§ What you are asked to do
Using the listing below, return every line that includes "contains".

§ Working data
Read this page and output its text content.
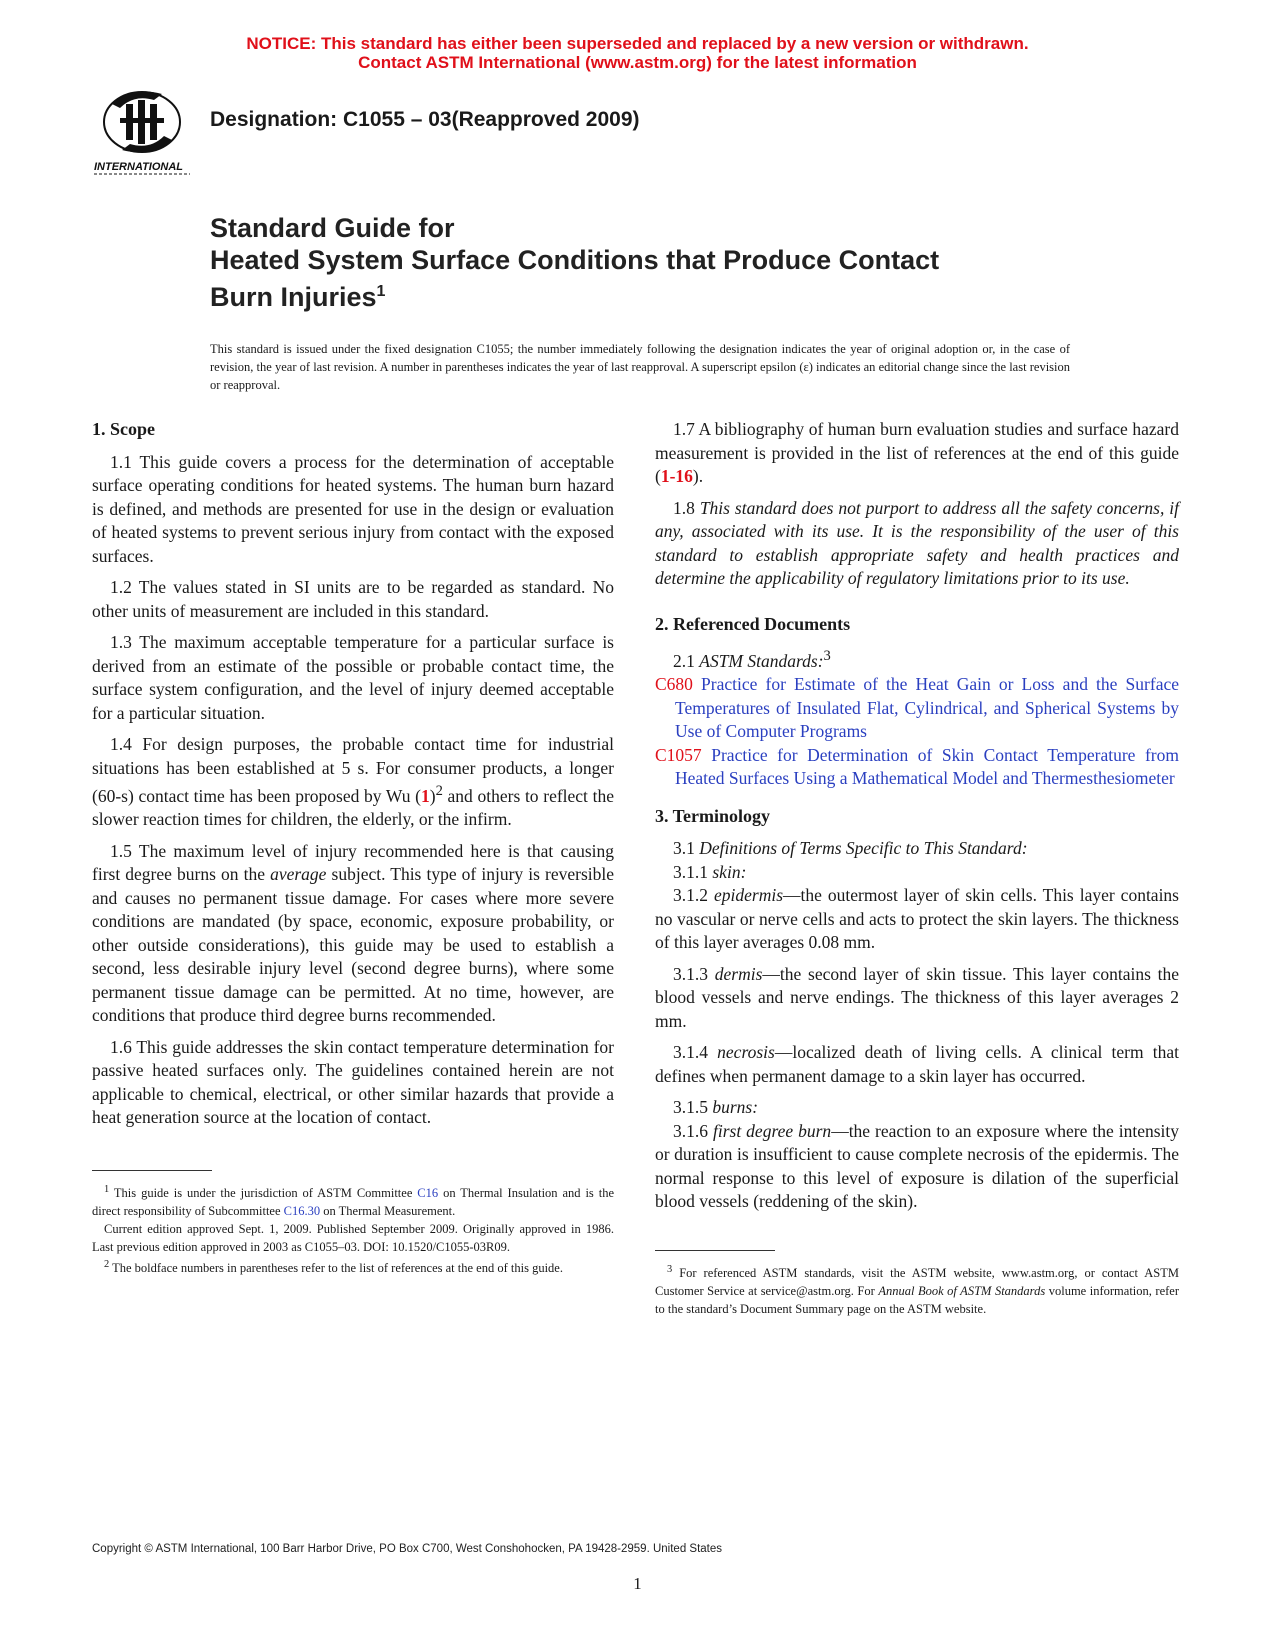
NOTICE: This standard has either been superseded and replaced by a new version or withdrawn.
Contact ASTM International (www.astm.org) for the latest information
INTERNATIONAL
Designation: C1055 – 03(Reapproved 2009)
Standard Guide for
Heated System Surface Conditions that Produce Contact
Burn Injuries$^1$
This standard is issued under the fixed designation C1055; the number immediately following the designation indicates the year of original adoption or, in the case of revision, the year of last revision. A number in parentheses indicates the year of last reapproval. A superscript epsilon (ε) indicates an editorial change since the last revision or reapproval.
1. Scope

1.1 This guide covers a process for the determination of acceptable surface operating conditions for heated systems. The human burn hazard is defined, and methods are presented for use in the design or evaluation of heated systems to prevent serious injury from contact with the exposed surfaces.

1.2 The values stated in SI units are to be regarded as standard. No other units of measurement are included in this standard.

1.3 The maximum acceptable temperature for a particular surface is derived from an estimate of the possible or probable contact time, the surface system configuration, and the level of injury deemed acceptable for a particular situation.

1.4 For design purposes, the probable contact time for industrial situations has been established at 5 s. For consumer products, a longer (60-s) contact time has been proposed by Wu $(1)^2$ and others to reflect the slower reaction times for children, the elderly, or the infirm.

1.5 The maximum level of injury recommended here is that causing first degree burns on the average subject. This type of injury is reversible and causes no permanent tissue damage. For cases where more severe conditions are mandated (by space, economic, exposure probability, or other outside considerations), this guide may be used to establish a second, less desirable injury level (second degree burns), where some permanent tissue damage can be permitted. At no time, however, are conditions that produce third degree burns recommended.

1.6 This guide addresses the skin contact temperature determination for passive heated surfaces only. The guidelines contained herein are not applicable to chemical, electrical, or other similar hazards that provide a heat generation source at the location of contact.

$^1$ This guide is under the jurisdiction of ASTM Committee C16 on Thermal Insulation and is the direct responsibility of Subcommittee C16.30 on Thermal Measurement.

Current edition approved Sept. 1, 2009. Published September 2009. Originally approved in 1986. Last previous edition approved in 2003 as C1055–03. DOI: 10.1520/C1055-03R09.

$^2$ The boldface numbers in parentheses refer to the list of references at the end of this guide.

1.7 A bibliography of human burn evaluation studies and surface hazard measurement is provided in the list of references at the end of this guide (1-16).

1.8 This standard does not purport to address all the safety concerns, if any, associated with its use. It is the responsibility of the user of this standard to establish appropriate safety and health practices and determine the applicability of regulatory limitations prior to its use.

2. Referenced Documents

2.1 ASTM Standards:$^3$

C680 Practice for Estimate of the Heat Gain or Loss and the Surface Temperatures of Insulated Flat, Cylindrical, and Spherical Systems by Use of Computer Programs
C1057 Practice for Determination of Skin Contact Temperature from Heated Surfaces Using a Mathematical Model and Thermesthesiometer
3. Terminology

3.1 Definitions of Terms Specific to This Standard:

3.1.1 skin:

3.1.2 epidermis—the outermost layer of skin cells. This layer contains no vascular or nerve cells and acts to protect the skin layers. The thickness of this layer averages 0.08 mm.

3.1.3 dermis—the second layer of skin tissue. This layer contains the blood vessels and nerve endings. The thickness of this layer averages 2 mm.

3.1.4 necrosis—localized death of living cells. A clinical term that defines when permanent damage to a skin layer has occurred.

3.1.5 burns:

3.1.6 first degree burn—the reaction to an exposure where the intensity or duration is insufficient to cause complete necrosis of the epidermis. The normal response to this level of exposure is dilation of the superficial blood vessels (reddening of the skin).

$^3$ For referenced ASTM standards, visit the ASTM website, www.astm.org, or contact ASTM Customer Service at service@astm.org. For Annual Book of ASTM Standards volume information, refer to the standard’s Document Summary page on the ASTM website.

Copyright © ASTM International, 100 Barr Harbor Drive, PO Box C700, West Conshohocken, PA 19428-2959. United States
1
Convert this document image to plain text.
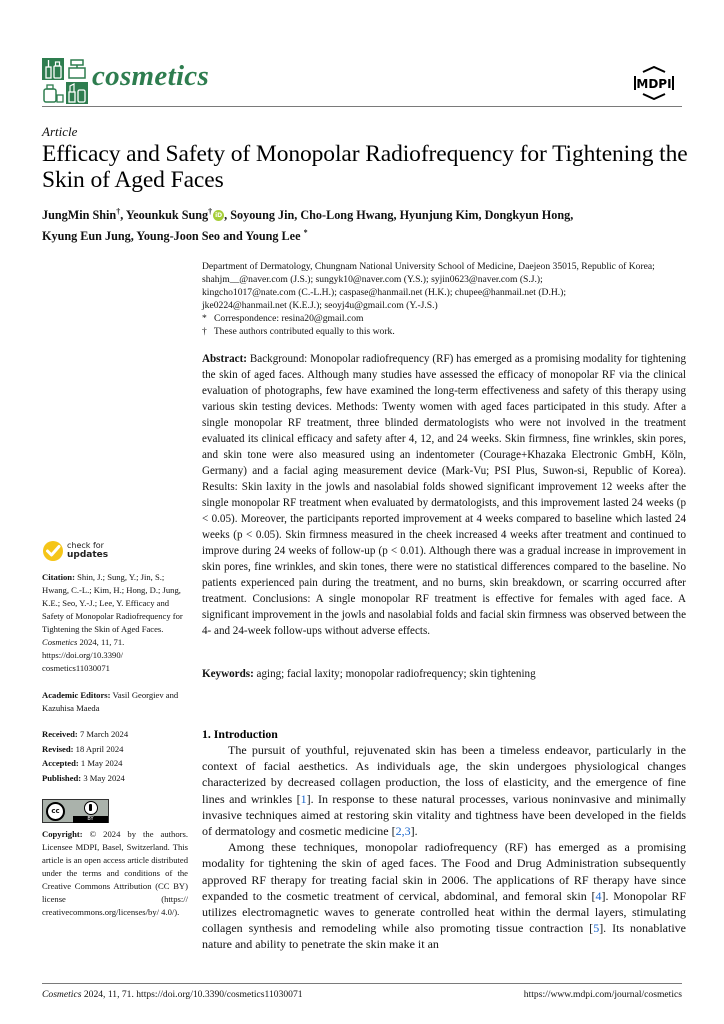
cosmetics	MDPI
Article
Efficacy and Safety of Monopolar Radiofrequency for Tightening the Skin of Aged Faces
JungMin Shin†, Yeounkuk Sung† iD , Soyoung Jin, Cho-Long Hwang, Hyunjung Kim, Dongkyun Hong,
Kyung Eun Jung, Young-Joon Seo and Young Lee *
Department of Dermatology, Chungnam National University School of Medicine, Daejeon 35015, Republic of Korea;
shahjm__@naver.com (J.S.); sungyk10@naver.com (Y.S.); syjin0623@naver.com (S.J.);
kingcho1017@nate.com (C.-L.H.); caspase@hanmail.net (H.K.); chupee@hanmail.net (D.H.);
jke0224@hanmail.net (K.E.J.); seoyj4u@gmail.com (Y.-J.S.)
*   Correspondence: resina20@gmail.com
†   These authors contributed equally to this work.
Abstract: Background: Monopolar radiofrequency (RF) has emerged as a promising modality for tightening the skin of aged faces. Although many studies have assessed the efficacy of monopolar RF via the clinical evaluation of photographs, few have examined the long-term effectiveness and safety of this therapy using various skin testing devices. Methods: Twenty women with aged faces participated in this study. After a single monopolar RF treatment, three blinded dermatologists who were not involved in the treatment evaluated its clinical efficacy and safety after 4, 12, and 24 weeks. Skin firmness, fine wrinkles, skin pores, and skin tone were also measured using an indentometer (Courage+Khazaka Electronic GmbH, Köln, Germany) and a facial aging measurement device (Mark-Vu; PSI Plus, Suwon-si, Republic of Korea). Results: Skin laxity in the jowls and nasolabial folds showed significant improvement 12 weeks after the single monopolar RF treatment when evaluated by dermatologists, and this improvement lasted 24 weeks (p < 0.05). Moreover, the participants reported improvement at 4 weeks compared to baseline which lasted 24 weeks (p < 0.05). Skin firmness measured in the cheek increased 4 weeks after treatment and continued to improve during 24 weeks of follow-up (p < 0.01). Although there was a gradual increase in improvement in skin pores, fine wrinkles, and skin tones, there were no statistical differences compared to the baseline. No patients experienced pain during the treatment, and no burns, skin breakdown, or scarring occurred after treatment. Conclusions: A single monopolar RF treatment is effective for females with aged face. A significant improvement in the jowls and nasolabial folds and facial skin firmness was observed between the 4- and 24-week follow-ups without adverse effects.
Keywords: aging; facial laxity; monopolar radiofrequency; skin tightening
check for
updates
Citation: Shin, J.; Sung, Y.; Jin, S.; Hwang, C.-L.; Kim, H.; Hong, D.; Jung, K.E.; Seo, Y.-J.; Lee, Y. Efficacy and Safety of Monopolar Radiofrequency for Tightening the Skin of Aged Faces. Cosmetics 2024, 11, 71. https://doi.org/10.3390/ cosmetics11030071
Academic Editors: Vasil Georgiev and Kazuhisa Maeda
Received: 7 March 2024
Revised: 18 April 2024
Accepted: 1 May 2024
Published: 3 May 2024
cc
BY
Copyright: © 2024 by the authors. Licensee MDPI, Basel, Switzerland. This article is an open access article distributed under the terms and conditions of the Creative Commons Attribution (CC BY) license (https:// creativecommons.org/licenses/by/ 4.0/).
1. Introduction

The pursuit of youthful, rejuvenated skin has been a timeless endeavor, particularly in the context of facial aesthetics. As individuals age, the skin undergoes physiological changes characterized by decreased collagen production, the loss of elasticity, and the emergence of fine lines and wrinkles [1]. In response to these natural processes, various noninvasive and minimally invasive techniques aimed at restoring skin vitality and tightness have been developed in the fields of dermatology and cosmetic medicine [2,3].

Among these techniques, monopolar radiofrequency (RF) has emerged as a promising modality for tightening the skin of aged faces. The Food and Drug Administration subsequently approved RF therapy for treating facial skin in 2006. The applications of RF therapy have since expanded to the cosmetic treatment of cervical, abdominal, and femoral skin [4]. Monopolar RF utilizes electromagnetic waves to generate controlled heat within the dermal layers, stimulating collagen synthesis and remodeling while also promoting tissue contraction [5]. Its nonablative nature and ability to penetrate the skin make it an

Cosmetics 2024, 11, 71. https://doi.org/10.3390/cosmetics11030071	https://www.mdpi.com/journal/cosmetics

§ Reply
3.1.2 epidermis—the outermost layer of skin cells. This layer contains no vascular or nerve cells and acts to protect the skin layers. The thickness of this layer averages 0.08 mm.
3.1.3 dermis—the second layer of skin tissue. This layer contains the blood vessels and nerve endings. The thickness of this layer averages 2 mm.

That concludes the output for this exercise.